> _INSTRUCTION_
In the material below, find every line with "true" and pull it out.

Collected data entries:
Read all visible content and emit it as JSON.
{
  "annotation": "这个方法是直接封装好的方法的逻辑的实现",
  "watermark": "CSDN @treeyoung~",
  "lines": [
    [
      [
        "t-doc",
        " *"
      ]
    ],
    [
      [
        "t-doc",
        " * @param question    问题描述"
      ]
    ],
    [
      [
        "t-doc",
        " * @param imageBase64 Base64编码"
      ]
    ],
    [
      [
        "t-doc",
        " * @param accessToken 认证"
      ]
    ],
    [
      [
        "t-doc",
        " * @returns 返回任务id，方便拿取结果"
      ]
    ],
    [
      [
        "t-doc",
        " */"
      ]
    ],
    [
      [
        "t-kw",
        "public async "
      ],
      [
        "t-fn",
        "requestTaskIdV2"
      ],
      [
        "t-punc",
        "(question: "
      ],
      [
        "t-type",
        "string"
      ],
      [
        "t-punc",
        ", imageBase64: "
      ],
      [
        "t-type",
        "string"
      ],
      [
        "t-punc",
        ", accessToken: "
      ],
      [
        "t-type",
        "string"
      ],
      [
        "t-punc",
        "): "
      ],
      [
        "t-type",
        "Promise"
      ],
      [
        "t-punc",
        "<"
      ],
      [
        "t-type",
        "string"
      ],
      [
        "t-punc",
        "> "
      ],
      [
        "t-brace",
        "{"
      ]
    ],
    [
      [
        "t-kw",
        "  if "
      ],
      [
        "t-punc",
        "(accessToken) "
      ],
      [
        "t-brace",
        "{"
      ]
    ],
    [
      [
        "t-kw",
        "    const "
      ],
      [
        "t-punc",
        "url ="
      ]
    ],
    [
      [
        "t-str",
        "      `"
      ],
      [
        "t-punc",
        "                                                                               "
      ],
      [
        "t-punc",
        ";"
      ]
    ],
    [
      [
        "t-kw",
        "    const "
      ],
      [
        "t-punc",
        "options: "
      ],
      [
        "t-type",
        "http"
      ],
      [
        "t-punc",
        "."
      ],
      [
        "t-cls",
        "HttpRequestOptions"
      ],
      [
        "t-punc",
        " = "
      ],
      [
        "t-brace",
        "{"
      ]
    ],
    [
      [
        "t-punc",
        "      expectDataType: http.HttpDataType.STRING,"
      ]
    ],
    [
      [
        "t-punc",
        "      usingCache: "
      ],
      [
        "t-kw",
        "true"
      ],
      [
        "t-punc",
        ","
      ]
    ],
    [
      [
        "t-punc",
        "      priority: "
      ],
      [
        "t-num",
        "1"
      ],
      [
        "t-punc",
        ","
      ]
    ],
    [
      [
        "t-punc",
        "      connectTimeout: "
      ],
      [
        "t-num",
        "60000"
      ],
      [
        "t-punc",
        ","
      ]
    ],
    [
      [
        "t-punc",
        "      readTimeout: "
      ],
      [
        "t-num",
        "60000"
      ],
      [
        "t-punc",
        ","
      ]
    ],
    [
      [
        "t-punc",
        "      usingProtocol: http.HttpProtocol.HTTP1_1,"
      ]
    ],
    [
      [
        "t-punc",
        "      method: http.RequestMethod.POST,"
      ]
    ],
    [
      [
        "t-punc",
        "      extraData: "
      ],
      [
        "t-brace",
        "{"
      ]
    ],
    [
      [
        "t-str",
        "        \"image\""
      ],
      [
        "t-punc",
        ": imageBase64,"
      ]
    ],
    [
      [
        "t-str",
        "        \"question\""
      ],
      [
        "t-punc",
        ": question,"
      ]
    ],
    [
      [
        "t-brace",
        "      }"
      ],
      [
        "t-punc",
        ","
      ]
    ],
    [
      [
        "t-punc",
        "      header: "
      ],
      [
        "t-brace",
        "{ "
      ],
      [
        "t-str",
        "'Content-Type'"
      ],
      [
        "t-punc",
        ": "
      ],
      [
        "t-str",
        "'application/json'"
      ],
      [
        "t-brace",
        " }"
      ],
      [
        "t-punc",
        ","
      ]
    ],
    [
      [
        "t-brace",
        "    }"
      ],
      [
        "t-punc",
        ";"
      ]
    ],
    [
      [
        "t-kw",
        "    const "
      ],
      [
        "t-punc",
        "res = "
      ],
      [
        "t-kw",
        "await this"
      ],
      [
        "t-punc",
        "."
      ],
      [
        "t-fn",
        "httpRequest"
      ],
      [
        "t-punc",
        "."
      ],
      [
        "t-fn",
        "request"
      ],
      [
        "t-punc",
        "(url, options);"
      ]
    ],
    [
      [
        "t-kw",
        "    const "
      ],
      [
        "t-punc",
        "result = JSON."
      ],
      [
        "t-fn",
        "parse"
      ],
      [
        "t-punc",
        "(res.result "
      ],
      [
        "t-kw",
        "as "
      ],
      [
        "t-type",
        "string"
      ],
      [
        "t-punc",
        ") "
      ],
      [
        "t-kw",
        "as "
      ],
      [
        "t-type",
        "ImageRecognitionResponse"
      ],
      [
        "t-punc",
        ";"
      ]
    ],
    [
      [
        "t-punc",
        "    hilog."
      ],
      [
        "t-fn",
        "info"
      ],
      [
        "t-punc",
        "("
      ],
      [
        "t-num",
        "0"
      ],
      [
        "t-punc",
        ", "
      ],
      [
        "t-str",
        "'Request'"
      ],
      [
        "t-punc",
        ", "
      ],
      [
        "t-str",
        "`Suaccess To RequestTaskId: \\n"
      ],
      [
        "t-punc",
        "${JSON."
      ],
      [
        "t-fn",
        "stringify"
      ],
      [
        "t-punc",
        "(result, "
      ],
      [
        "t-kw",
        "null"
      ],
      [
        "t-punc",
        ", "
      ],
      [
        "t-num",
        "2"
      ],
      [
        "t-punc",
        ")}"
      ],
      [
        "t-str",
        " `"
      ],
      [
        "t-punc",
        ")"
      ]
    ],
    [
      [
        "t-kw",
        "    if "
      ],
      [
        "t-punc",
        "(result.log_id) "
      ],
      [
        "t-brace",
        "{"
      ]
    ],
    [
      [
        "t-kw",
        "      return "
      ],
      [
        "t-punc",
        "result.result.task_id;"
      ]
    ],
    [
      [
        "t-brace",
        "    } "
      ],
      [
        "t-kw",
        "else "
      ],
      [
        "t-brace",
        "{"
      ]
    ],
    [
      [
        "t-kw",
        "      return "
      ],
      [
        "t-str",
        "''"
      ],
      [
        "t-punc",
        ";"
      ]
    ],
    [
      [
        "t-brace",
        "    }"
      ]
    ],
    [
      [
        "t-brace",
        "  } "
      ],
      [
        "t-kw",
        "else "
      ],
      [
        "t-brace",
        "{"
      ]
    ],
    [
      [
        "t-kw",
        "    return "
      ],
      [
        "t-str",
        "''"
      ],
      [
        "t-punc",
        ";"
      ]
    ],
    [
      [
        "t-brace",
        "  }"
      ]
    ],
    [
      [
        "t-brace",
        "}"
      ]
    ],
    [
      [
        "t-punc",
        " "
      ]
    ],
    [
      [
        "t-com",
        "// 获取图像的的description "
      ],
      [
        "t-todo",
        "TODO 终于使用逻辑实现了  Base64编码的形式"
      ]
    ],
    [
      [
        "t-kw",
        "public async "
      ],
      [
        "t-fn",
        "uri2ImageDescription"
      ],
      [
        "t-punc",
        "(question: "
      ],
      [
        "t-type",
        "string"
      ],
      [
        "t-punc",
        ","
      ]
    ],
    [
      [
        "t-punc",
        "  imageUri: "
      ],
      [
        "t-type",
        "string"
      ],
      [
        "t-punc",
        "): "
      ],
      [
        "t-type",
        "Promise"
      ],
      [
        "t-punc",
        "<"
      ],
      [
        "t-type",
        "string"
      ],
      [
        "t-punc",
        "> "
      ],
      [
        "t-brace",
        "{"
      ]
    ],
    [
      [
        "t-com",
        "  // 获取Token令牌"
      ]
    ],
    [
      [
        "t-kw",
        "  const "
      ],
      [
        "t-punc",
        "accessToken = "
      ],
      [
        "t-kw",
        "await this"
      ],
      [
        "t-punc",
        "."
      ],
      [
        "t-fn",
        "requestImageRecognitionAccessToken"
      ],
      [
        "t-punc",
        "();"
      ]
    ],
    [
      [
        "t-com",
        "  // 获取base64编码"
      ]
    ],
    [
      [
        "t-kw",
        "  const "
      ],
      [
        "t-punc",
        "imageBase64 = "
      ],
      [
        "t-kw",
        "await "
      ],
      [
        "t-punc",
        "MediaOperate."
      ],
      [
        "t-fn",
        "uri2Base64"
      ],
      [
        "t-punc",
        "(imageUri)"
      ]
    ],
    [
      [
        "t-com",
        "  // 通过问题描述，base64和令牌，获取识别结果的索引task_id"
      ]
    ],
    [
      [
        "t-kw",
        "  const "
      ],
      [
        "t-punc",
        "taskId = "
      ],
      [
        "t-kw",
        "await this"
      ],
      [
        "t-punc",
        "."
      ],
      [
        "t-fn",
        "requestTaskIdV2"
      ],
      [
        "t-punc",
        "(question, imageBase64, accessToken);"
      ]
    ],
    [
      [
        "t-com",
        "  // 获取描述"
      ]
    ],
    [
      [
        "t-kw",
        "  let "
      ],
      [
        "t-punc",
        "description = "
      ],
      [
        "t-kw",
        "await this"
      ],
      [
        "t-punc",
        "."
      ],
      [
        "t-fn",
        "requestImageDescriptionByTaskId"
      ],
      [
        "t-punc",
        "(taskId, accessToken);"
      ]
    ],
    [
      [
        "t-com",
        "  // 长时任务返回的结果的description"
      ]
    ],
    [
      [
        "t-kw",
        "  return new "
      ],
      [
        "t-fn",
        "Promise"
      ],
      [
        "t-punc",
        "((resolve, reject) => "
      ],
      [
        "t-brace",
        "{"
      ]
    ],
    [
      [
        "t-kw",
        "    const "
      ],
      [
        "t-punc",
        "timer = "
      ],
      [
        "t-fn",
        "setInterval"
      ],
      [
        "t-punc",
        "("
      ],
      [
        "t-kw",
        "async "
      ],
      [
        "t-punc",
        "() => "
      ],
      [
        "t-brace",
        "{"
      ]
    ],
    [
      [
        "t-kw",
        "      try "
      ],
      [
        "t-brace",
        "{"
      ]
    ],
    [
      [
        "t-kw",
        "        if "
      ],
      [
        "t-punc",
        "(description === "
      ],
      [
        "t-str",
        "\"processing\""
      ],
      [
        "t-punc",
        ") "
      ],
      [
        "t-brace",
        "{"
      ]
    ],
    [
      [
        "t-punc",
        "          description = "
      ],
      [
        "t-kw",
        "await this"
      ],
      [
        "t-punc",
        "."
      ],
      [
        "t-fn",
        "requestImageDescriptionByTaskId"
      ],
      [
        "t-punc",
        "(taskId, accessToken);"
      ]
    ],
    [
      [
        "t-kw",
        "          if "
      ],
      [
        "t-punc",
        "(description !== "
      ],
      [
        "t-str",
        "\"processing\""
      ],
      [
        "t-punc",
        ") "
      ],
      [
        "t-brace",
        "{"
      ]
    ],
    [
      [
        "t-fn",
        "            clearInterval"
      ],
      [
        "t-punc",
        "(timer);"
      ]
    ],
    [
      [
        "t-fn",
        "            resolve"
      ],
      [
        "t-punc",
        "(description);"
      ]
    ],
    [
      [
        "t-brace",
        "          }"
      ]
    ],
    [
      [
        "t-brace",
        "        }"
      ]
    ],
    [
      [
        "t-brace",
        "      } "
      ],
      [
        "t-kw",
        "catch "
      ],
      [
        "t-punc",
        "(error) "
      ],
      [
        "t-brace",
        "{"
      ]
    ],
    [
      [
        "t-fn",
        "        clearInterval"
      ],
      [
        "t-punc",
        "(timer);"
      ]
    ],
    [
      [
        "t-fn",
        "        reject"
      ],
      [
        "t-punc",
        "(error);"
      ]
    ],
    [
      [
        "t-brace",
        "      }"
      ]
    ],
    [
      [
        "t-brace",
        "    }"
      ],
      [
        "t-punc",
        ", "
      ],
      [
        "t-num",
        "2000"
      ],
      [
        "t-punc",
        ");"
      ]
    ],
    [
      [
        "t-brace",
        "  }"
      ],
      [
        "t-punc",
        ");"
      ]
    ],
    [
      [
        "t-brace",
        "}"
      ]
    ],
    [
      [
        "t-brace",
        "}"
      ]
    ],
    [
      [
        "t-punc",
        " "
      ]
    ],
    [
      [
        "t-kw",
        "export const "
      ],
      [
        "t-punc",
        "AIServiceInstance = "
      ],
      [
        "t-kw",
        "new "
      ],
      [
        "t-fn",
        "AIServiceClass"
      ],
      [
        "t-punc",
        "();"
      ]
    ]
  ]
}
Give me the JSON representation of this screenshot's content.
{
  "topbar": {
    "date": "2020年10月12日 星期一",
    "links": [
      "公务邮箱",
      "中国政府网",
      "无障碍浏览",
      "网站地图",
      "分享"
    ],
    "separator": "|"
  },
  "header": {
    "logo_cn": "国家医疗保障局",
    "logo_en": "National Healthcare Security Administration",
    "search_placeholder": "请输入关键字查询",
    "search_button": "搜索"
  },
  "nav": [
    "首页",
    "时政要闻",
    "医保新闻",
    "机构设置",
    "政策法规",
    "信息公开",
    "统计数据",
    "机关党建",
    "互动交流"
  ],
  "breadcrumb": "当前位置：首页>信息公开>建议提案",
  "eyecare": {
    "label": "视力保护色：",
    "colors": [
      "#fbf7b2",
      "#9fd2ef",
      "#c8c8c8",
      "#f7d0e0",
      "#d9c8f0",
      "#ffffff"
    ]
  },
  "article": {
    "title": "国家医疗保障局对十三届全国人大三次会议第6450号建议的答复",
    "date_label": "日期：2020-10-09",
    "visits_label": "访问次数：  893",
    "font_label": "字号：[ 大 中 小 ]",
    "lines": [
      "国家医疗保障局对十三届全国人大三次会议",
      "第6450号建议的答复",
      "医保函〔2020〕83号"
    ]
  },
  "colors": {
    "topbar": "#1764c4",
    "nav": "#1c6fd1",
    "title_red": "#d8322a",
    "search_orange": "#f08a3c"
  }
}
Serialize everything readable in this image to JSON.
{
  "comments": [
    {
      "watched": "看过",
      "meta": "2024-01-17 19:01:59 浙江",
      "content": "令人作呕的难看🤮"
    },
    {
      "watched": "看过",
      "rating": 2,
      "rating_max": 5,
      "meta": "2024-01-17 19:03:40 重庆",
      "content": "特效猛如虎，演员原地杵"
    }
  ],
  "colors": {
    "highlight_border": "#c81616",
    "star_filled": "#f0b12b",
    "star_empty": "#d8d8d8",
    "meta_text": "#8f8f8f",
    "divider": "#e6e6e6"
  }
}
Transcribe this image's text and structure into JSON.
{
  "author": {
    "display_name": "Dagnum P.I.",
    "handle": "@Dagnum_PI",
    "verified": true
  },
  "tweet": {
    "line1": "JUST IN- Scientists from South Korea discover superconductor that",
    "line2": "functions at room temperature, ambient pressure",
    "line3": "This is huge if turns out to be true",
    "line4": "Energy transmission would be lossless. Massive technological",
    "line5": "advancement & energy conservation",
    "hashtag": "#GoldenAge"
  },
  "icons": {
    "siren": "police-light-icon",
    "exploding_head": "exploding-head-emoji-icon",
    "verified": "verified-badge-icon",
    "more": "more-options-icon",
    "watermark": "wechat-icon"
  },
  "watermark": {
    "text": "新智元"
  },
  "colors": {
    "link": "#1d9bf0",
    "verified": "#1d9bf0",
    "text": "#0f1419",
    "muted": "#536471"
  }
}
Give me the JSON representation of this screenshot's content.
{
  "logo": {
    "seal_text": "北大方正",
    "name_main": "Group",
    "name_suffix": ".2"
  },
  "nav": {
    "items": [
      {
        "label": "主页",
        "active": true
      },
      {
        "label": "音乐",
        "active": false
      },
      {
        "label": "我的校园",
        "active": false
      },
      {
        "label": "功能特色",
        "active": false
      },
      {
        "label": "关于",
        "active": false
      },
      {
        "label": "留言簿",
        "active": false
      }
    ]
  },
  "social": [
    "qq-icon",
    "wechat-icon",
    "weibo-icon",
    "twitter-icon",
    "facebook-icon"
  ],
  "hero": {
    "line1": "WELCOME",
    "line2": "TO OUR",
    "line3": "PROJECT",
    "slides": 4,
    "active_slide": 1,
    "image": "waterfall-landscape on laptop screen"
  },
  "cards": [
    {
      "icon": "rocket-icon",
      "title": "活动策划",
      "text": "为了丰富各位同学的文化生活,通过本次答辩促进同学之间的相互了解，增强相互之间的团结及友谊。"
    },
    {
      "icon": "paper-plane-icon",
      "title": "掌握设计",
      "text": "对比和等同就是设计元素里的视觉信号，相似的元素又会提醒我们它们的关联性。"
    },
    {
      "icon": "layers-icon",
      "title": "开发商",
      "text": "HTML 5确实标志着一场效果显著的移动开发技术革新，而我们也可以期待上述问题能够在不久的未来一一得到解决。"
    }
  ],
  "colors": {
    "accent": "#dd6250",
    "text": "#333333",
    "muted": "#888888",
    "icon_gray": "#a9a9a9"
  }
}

> _ANSWER TO THIS EXERCISE_
        "true"
    "verified": true
    "line3": "This is huge if turns out to be true",
        "active": true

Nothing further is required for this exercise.